→ **What this task involves**: Extract each line of the data and write it out again exactly.

→ **Exercise materials**:
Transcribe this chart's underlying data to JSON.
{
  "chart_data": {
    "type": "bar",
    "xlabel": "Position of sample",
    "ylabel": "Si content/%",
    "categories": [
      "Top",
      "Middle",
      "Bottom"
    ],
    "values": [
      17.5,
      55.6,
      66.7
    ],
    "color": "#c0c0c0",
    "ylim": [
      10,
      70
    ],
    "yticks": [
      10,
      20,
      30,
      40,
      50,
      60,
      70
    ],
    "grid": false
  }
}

→ **Completed exercise**:
Transcribe this chart's underlying data to JSON.
{
  "chart_data": {
    "type": "bar",
    "xlabel": "Position of sample",
    "ylabel": "Si content/%",
    "categories": [
      "Top",
      "Middle",
      "Bottom"
    ],
    "values": [
      17.5,
      55.6,
      66.7
    ],
    "color": "#c0c0c0",
    "ylim": [
      10,
      70
    ],
    "yticks": [
      10,
      20,
      30,
      40,
      50,
      60,
      70
    ],
    "grid": false
  }
}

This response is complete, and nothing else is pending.